WHAT IS REQUIRED:
Print exactly the lines from the one containing "Convert this document image to plain text." through the last line of the listing, both included.

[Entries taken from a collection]
────

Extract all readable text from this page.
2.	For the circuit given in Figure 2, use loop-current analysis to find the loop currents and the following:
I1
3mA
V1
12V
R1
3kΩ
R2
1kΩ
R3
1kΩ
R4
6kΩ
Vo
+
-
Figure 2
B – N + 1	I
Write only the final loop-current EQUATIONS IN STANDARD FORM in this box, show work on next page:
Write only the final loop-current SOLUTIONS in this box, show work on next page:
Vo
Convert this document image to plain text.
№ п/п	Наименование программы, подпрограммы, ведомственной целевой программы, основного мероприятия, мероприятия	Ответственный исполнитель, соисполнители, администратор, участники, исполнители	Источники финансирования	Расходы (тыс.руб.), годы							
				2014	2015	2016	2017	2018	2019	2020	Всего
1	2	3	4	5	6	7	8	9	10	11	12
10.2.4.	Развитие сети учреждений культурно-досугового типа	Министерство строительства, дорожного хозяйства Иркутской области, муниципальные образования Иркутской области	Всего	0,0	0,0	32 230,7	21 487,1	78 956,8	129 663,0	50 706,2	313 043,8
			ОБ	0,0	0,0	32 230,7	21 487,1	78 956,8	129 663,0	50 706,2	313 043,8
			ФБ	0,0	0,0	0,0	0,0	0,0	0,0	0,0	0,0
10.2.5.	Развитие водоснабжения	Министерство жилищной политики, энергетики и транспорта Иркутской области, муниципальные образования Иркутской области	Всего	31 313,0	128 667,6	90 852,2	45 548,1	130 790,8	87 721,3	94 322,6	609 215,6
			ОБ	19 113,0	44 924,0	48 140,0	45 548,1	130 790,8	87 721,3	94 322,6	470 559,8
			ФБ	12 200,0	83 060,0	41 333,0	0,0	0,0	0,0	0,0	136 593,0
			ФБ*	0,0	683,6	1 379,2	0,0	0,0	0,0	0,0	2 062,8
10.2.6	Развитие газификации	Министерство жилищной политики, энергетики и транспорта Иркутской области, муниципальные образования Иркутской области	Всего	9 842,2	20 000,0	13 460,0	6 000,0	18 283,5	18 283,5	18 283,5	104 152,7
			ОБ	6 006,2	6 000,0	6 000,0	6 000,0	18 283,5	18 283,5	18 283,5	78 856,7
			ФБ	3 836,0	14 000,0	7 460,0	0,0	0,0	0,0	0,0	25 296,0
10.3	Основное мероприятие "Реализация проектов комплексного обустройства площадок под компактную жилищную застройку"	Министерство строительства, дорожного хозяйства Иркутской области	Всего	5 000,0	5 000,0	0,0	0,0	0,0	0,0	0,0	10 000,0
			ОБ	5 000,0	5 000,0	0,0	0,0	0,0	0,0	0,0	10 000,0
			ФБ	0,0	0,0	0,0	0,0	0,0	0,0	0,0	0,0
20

────

COMPLETED TASK:
Convert this document image to plain text.
№ п/п	Наименование программы, подпрограммы, ведомственной целевой программы, основного мероприятия, мероприятия	Ответственный исполнитель, соисполнители, администратор, участники, исполнители	Источники финансирования	Расходы (тыс.руб.), годы							
				2014	2015	2016	2017	2018	2019	2020	Всего
1	2	3	4	5	6	7	8	9	10	11	12
10.2.4.	Развитие сети учреждений культурно-досугового типа	Министерство строительства, дорожного хозяйства Иркутской области, муниципальные образования Иркутской области	Всего	0,0	0,0	32 230,7	21 487,1	78 956,8	129 663,0	50 706,2	313 043,8
			ОБ	0,0	0,0	32 230,7	21 487,1	78 956,8	129 663,0	50 706,2	313 043,8
			ФБ	0,0	0,0	0,0	0,0	0,0	0,0	0,0	0,0
10.2.5.	Развитие водоснабжения	Министерство жилищной политики, энергетики и транспорта Иркутской области, муниципальные образования Иркутской области	Всего	31 313,0	128 667,6	90 852,2	45 548,1	130 790,8	87 721,3	94 322,6	609 215,6
			ОБ	19 113,0	44 924,0	48 140,0	45 548,1	130 790,8	87 721,3	94 322,6	470 559,8
			ФБ	12 200,0	83 060,0	41 333,0	0,0	0,0	0,0	0,0	136 593,0
			ФБ*	0,0	683,6	1 379,2	0,0	0,0	0,0	0,0	2 062,8
10.2.6	Развитие газификации	Министерство жилищной политики, энергетики и транспорта Иркутской области, муниципальные образования Иркутской области	Всего	9 842,2	20 000,0	13 460,0	6 000,0	18 283,5	18 283,5	18 283,5	104 152,7
			ОБ	6 006,2	6 000,0	6 000,0	6 000,0	18 283,5	18 283,5	18 283,5	78 856,7
			ФБ	3 836,0	14 000,0	7 460,0	0,0	0,0	0,0	0,0	25 296,0
10.3	Основное мероприятие "Реализация проектов комплексного обустройства площадок под компактную жилищную застройку"	Министерство строительства, дорожного хозяйства Иркутской области	Всего	5 000,0	5 000,0	0,0	0,0	0,0	0,0	0,0	10 000,0
			ОБ	5 000,0	5 000,0	0,0	0,0	0,0	0,0	0,0	10 000,0
			ФБ	0,0	0,0	0,0	0,0	0,0	0,0	0,0	0,0
20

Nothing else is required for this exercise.